» PROBLEM
An exact copy of all records is expected, minus the images.

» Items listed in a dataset

####

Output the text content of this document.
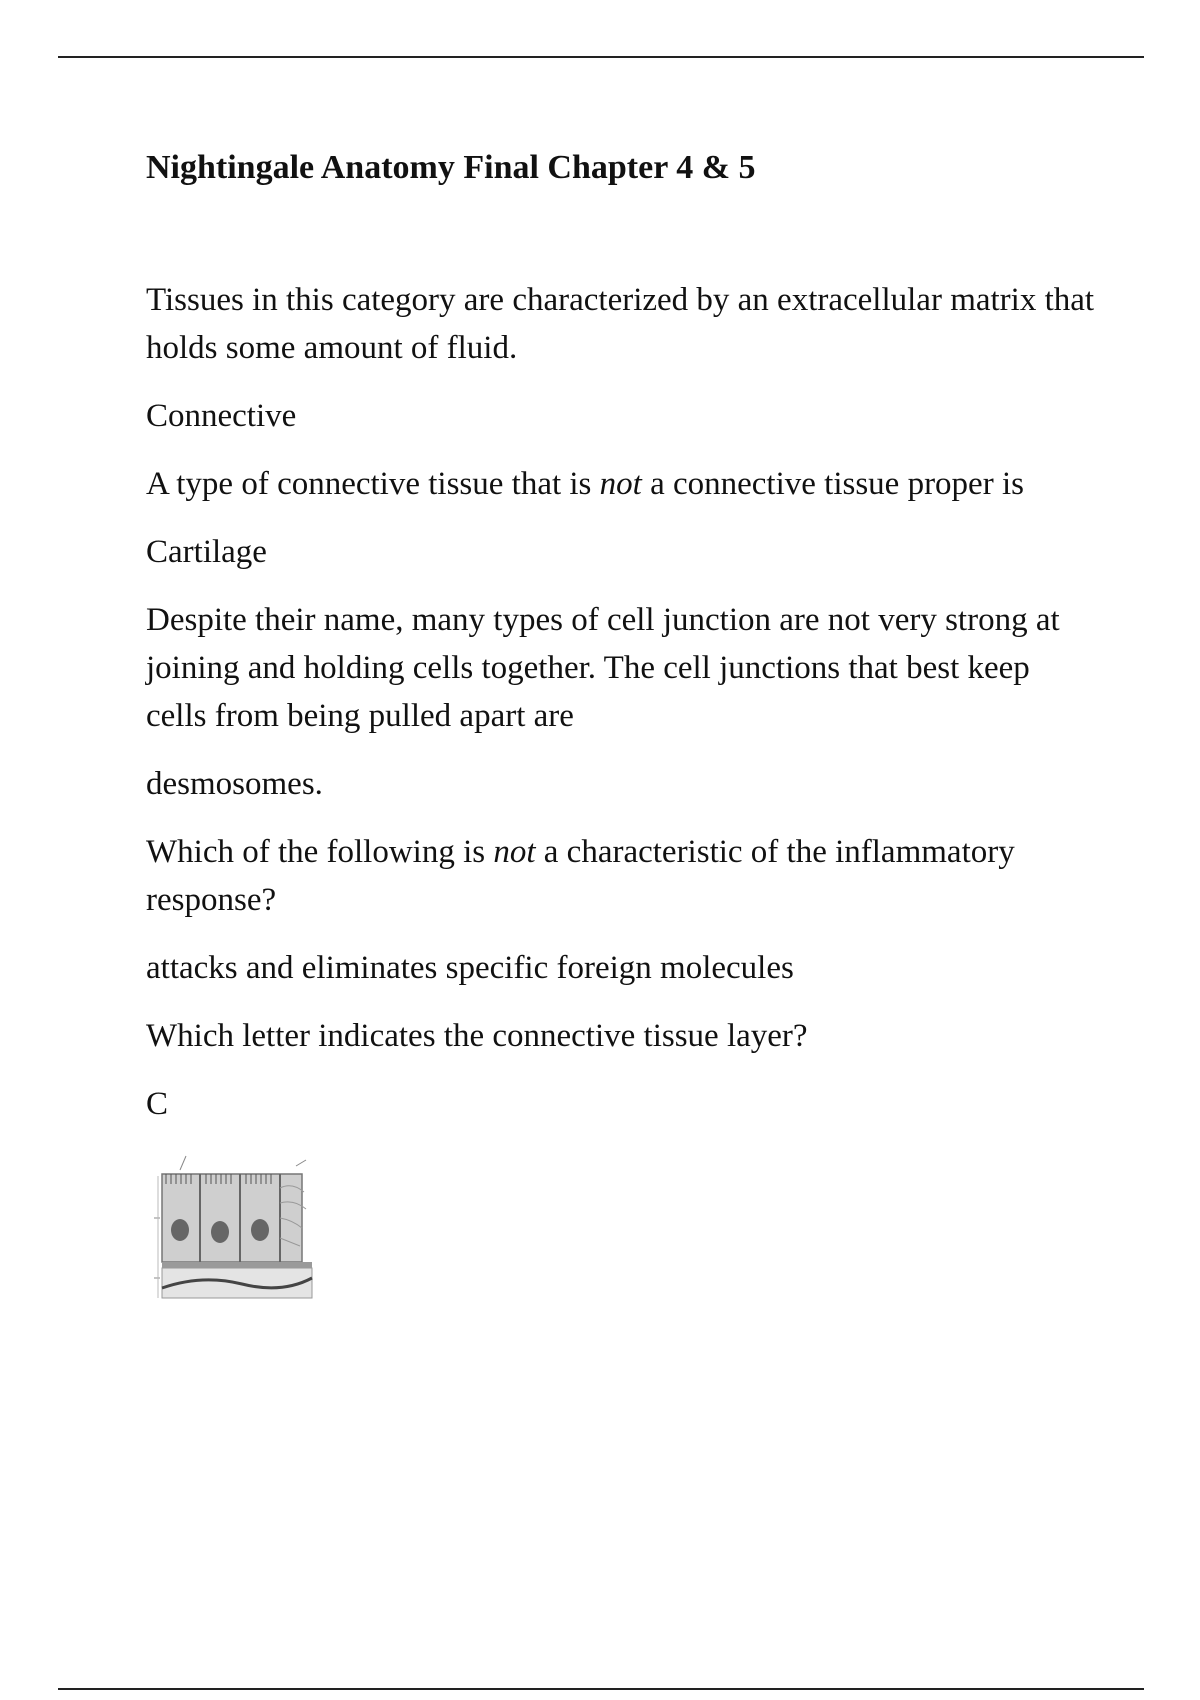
Nightingale Anatomy Final Chapter 4 & 5
Tissues in this category are characterized by an extracellular matrix that holds some amount of fluid.
Connective
A type of connective tissue that is not a connective tissue proper is
Cartilage
Despite their name, many types of cell junction are not very strong at joining and holding cells together. The cell junctions that best keep cells from being pulled apart are
desmosomes.
Which of the following is not a characteristic of the inflammatory response?
attacks and eliminates specific foreign molecules
Which letter indicates the connective tissue layer?
C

####

» OUTPUT OF THE EXERCISE
Output the text content of this document.
Nightingale Anatomy Final Chapter 4 & 5
Tissues in this category are characterized by an extracellular matrix that holds some amount of fluid.
Connective
A type of connective tissue that is not a connective tissue proper is
Cartilage
Despite their name, many types of cell junction are not very strong at joining and holding cells together. The cell junctions that best keep cells from being pulled apart are
desmosomes.
Which of the following is not a characteristic of the inflammatory response?
attacks and eliminates specific foreign molecules
Which letter indicates the connective tissue layer?
C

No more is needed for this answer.